• **Recorded data**:
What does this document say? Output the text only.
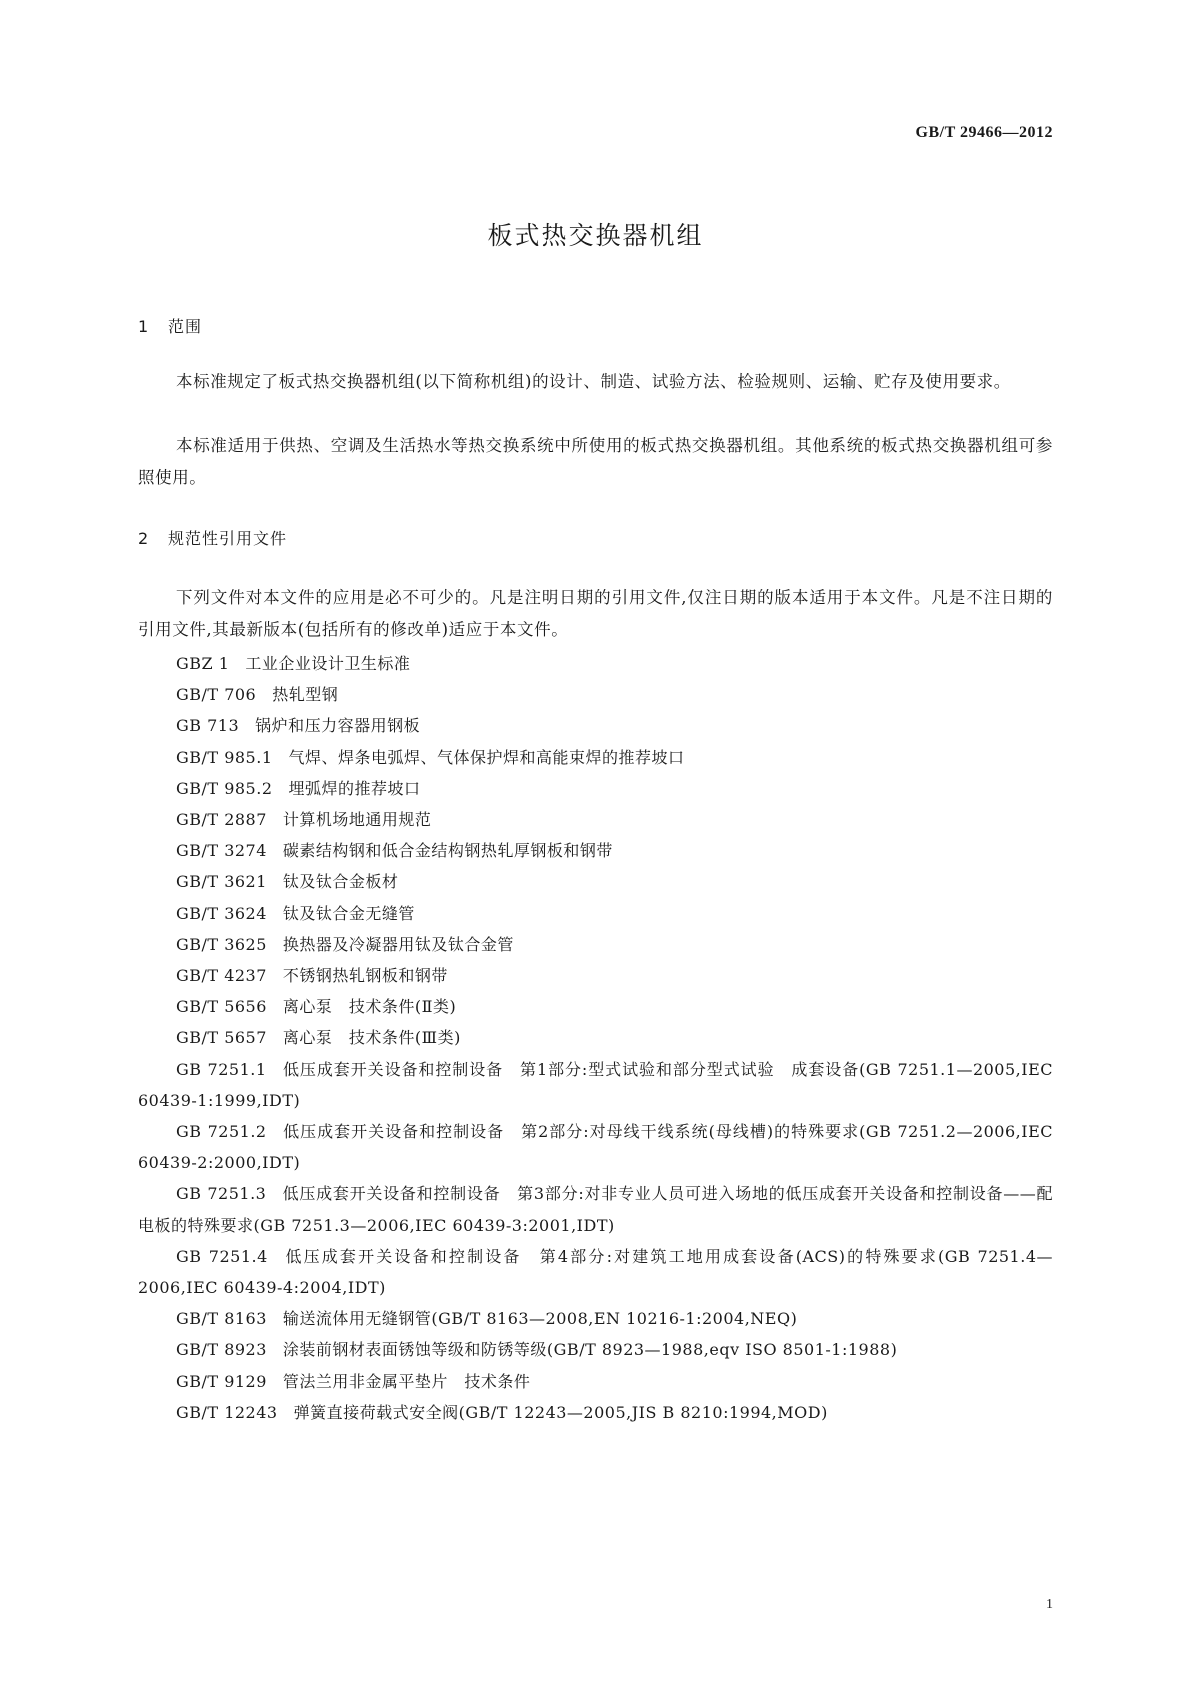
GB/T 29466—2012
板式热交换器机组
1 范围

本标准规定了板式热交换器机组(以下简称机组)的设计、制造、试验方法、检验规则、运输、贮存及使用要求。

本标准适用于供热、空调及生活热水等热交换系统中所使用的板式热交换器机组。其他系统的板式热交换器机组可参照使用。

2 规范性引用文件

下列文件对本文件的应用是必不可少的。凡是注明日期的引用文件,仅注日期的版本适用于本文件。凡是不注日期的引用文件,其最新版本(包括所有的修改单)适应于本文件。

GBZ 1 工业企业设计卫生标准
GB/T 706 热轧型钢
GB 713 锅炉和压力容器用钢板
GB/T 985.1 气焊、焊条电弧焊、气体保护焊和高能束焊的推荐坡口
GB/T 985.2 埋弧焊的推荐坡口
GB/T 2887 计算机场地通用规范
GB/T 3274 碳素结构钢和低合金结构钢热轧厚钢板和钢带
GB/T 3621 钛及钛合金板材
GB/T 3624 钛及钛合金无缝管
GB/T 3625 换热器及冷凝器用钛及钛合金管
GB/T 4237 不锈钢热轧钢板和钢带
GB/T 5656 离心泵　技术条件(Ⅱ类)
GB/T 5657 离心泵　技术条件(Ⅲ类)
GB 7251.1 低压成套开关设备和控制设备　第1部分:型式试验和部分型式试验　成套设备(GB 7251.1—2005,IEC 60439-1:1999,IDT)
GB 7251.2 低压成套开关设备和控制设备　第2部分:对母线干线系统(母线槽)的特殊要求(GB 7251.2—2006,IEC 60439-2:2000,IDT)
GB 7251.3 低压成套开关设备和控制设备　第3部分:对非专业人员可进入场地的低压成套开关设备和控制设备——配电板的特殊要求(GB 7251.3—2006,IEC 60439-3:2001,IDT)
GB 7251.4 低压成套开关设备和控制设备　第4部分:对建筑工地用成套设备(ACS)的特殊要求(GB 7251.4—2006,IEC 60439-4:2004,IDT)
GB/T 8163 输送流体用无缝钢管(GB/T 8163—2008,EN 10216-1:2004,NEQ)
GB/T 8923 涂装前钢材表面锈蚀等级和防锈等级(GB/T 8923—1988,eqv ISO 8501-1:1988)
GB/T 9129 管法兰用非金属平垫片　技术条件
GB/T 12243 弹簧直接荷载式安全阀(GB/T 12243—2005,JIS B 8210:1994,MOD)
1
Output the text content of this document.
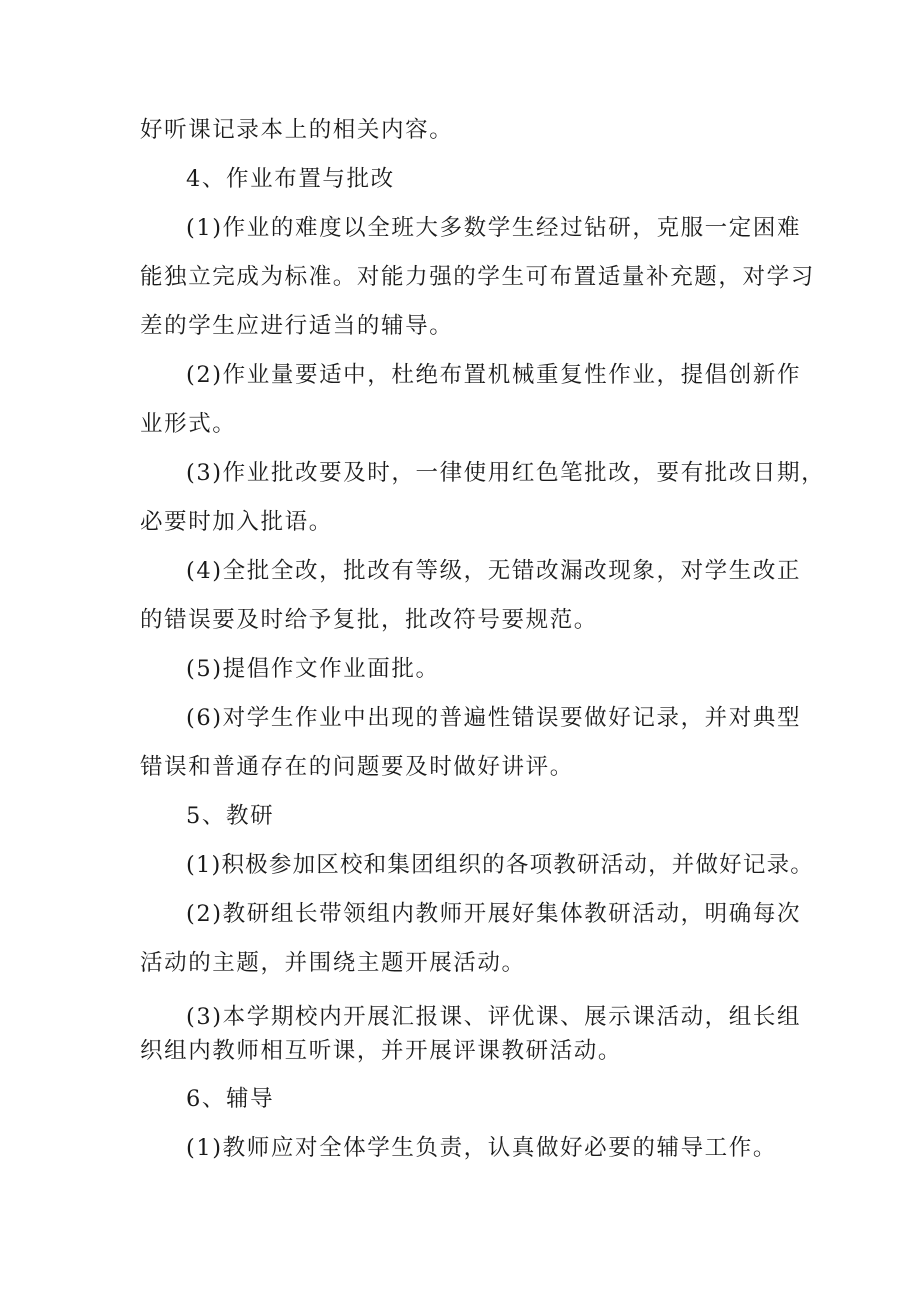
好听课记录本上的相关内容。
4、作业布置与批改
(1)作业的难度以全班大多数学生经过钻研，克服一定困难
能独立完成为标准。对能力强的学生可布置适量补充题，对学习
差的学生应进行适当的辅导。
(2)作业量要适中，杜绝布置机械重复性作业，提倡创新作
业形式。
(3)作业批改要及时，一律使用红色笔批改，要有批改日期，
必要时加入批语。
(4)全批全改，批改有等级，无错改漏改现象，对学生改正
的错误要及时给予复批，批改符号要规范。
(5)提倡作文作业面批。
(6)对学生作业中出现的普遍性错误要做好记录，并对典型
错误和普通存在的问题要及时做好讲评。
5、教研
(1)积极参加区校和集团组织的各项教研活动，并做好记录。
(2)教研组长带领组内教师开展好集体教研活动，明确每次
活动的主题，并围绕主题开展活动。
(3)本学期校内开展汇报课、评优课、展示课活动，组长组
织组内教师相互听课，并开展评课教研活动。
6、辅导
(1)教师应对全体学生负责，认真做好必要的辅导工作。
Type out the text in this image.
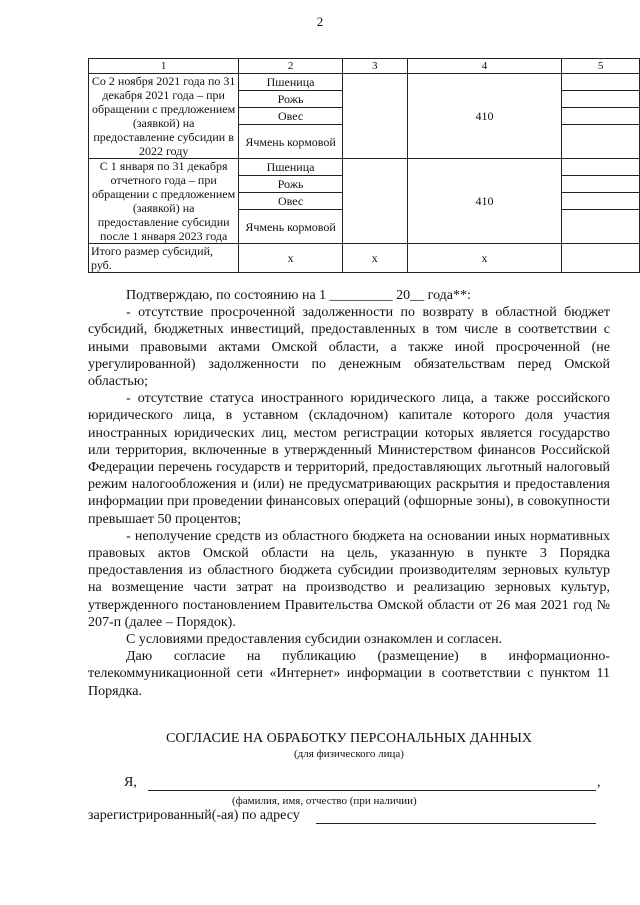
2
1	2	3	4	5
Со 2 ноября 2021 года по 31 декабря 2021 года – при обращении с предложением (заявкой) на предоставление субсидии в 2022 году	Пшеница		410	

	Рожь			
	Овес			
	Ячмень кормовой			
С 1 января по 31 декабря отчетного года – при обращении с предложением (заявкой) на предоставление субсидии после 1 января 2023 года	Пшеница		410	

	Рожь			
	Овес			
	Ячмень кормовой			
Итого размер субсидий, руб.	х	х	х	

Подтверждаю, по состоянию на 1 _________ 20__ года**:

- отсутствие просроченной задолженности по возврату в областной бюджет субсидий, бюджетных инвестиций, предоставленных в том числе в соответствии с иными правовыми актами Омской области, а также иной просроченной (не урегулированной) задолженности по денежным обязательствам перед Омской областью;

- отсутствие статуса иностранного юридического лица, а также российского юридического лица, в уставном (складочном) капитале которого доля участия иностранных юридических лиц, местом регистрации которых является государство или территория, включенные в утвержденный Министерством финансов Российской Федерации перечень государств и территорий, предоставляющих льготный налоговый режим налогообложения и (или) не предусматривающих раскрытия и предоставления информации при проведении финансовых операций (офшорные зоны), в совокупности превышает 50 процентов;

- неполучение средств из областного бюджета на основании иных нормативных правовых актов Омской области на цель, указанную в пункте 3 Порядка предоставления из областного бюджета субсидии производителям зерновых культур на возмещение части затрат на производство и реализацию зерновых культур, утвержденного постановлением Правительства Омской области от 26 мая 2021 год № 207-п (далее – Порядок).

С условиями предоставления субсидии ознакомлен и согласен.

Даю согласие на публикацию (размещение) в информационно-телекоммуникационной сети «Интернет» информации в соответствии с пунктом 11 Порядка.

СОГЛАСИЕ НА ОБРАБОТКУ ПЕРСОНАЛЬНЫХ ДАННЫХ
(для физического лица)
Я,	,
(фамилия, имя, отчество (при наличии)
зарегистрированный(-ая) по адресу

• **The exercise**: Omit every image. Quote each record exactly.

• **Answer to the exercise**:
What does this document say? Output the text only.
GB/T 29466—2012
板式热交换器机组
1 范围

本标准规定了板式热交换器机组(以下简称机组)的设计、制造、试验方法、检验规则、运输、贮存及使用要求。

本标准适用于供热、空调及生活热水等热交换系统中所使用的板式热交换器机组。其他系统的板式热交换器机组可参照使用。

2 规范性引用文件

下列文件对本文件的应用是必不可少的。凡是注明日期的引用文件,仅注日期的版本适用于本文件。凡是不注日期的引用文件,其最新版本(包括所有的修改单)适应于本文件。

GBZ 1 工业企业设计卫生标准
GB/T 706 热轧型钢
GB 713 锅炉和压力容器用钢板
GB/T 985.1 气焊、焊条电弧焊、气体保护焊和高能束焊的推荐坡口
GB/T 985.2 埋弧焊的推荐坡口
GB/T 2887 计算机场地通用规范
GB/T 3274 碳素结构钢和低合金结构钢热轧厚钢板和钢带
GB/T 3621 钛及钛合金板材
GB/T 3624 钛及钛合金无缝管
GB/T 3625 换热器及冷凝器用钛及钛合金管
GB/T 4237 不锈钢热轧钢板和钢带
GB/T 5656 离心泵　技术条件(Ⅱ类)
GB/T 5657 离心泵　技术条件(Ⅲ类)
GB 7251.1 低压成套开关设备和控制设备　第1部分:型式试验和部分型式试验　成套设备(GB 7251.1—2005,IEC 60439-1:1999,IDT)
GB 7251.2 低压成套开关设备和控制设备　第2部分:对母线干线系统(母线槽)的特殊要求(GB 7251.2—2006,IEC 60439-2:2000,IDT)
GB 7251.3 低压成套开关设备和控制设备　第3部分:对非专业人员可进入场地的低压成套开关设备和控制设备——配电板的特殊要求(GB 7251.3—2006,IEC 60439-3:2001,IDT)
GB 7251.4 低压成套开关设备和控制设备　第4部分:对建筑工地用成套设备(ACS)的特殊要求(GB 7251.4—2006,IEC 60439-4:2004,IDT)
GB/T 8163 输送流体用无缝钢管(GB/T 8163—2008,EN 10216-1:2004,NEQ)
GB/T 8923 涂装前钢材表面锈蚀等级和防锈等级(GB/T 8923—1988,eqv ISO 8501-1:1988)
GB/T 9129 管法兰用非金属平垫片　技术条件
GB/T 12243 弹簧直接荷载式安全阀(GB/T 12243—2005,JIS B 8210:1994,MOD)
1
Output the text content of this document.
好听课记录本上的相关内容。
4、作业布置与批改
(1)作业的难度以全班大多数学生经过钻研，克服一定困难
能独立完成为标准。对能力强的学生可布置适量补充题，对学习
差的学生应进行适当的辅导。
(2)作业量要适中，杜绝布置机械重复性作业，提倡创新作
业形式。
(3)作业批改要及时，一律使用红色笔批改，要有批改日期，
必要时加入批语。
(4)全批全改，批改有等级，无错改漏改现象，对学生改正
的错误要及时给予复批，批改符号要规范。
(5)提倡作文作业面批。
(6)对学生作业中出现的普遍性错误要做好记录，并对典型
错误和普通存在的问题要及时做好讲评。
5、教研
(1)积极参加区校和集团组织的各项教研活动，并做好记录。
(2)教研组长带领组内教师开展好集体教研活动，明确每次
活动的主题，并围绕主题开展活动。
(3)本学期校内开展汇报课、评优课、展示课活动，组长组
织组内教师相互听课，并开展评课教研活动。
6、辅导
(1)教师应对全体学生负责，认真做好必要的辅导工作。
Type out the text in this image.
2
1	2	3	4	5
Со 2 ноября 2021 года по 31 декабря 2021 года – при обращении с предложением (заявкой) на предоставление субсидии в 2022 году	Пшеница		410	

	Рожь			
	Овес			
	Ячмень кормовой			
С 1 января по 31 декабря отчетного года – при обращении с предложением (заявкой) на предоставление субсидии после 1 января 2023 года	Пшеница		410	

	Рожь			
	Овес			
	Ячмень кормовой			
Итого размер субсидий, руб.	х	х	х	

Подтверждаю, по состоянию на 1 _________ 20__ года**:

- отсутствие просроченной задолженности по возврату в областной бюджет субсидий, бюджетных инвестиций, предоставленных в том числе в соответствии с иными правовыми актами Омской области, а также иной просроченной (не урегулированной) задолженности по денежным обязательствам перед Омской областью;

- отсутствие статуса иностранного юридического лица, а также российского юридического лица, в уставном (складочном) капитале которого доля участия иностранных юридических лиц, местом регистрации которых является государство или территория, включенные в утвержденный Министерством финансов Российской Федерации перечень государств и территорий, предоставляющих льготный налоговый режим налогообложения и (или) не предусматривающих раскрытия и предоставления информации при проведении финансовых операций (офшорные зоны), в совокупности превышает 50 процентов;

- неполучение средств из областного бюджета на основании иных нормативных правовых актов Омской области на цель, указанную в пункте 3 Порядка предоставления из областного бюджета субсидии производителям зерновых культур на возмещение части затрат на производство и реализацию зерновых культур, утвержденного постановлением Правительства Омской области от 26 мая 2021 год № 207-п (далее – Порядок).

С условиями предоставления субсидии ознакомлен и согласен.

Даю согласие на публикацию (размещение) в информационно-телекоммуникационной сети «Интернет» информации в соответствии с пунктом 11 Порядка.

СОГЛАСИЕ НА ОБРАБОТКУ ПЕРСОНАЛЬНЫХ ДАННЫХ
(для физического лица)
Я,	,
(фамилия, имя, отчество (при наличии)
зарегистрированный(-ая) по адресу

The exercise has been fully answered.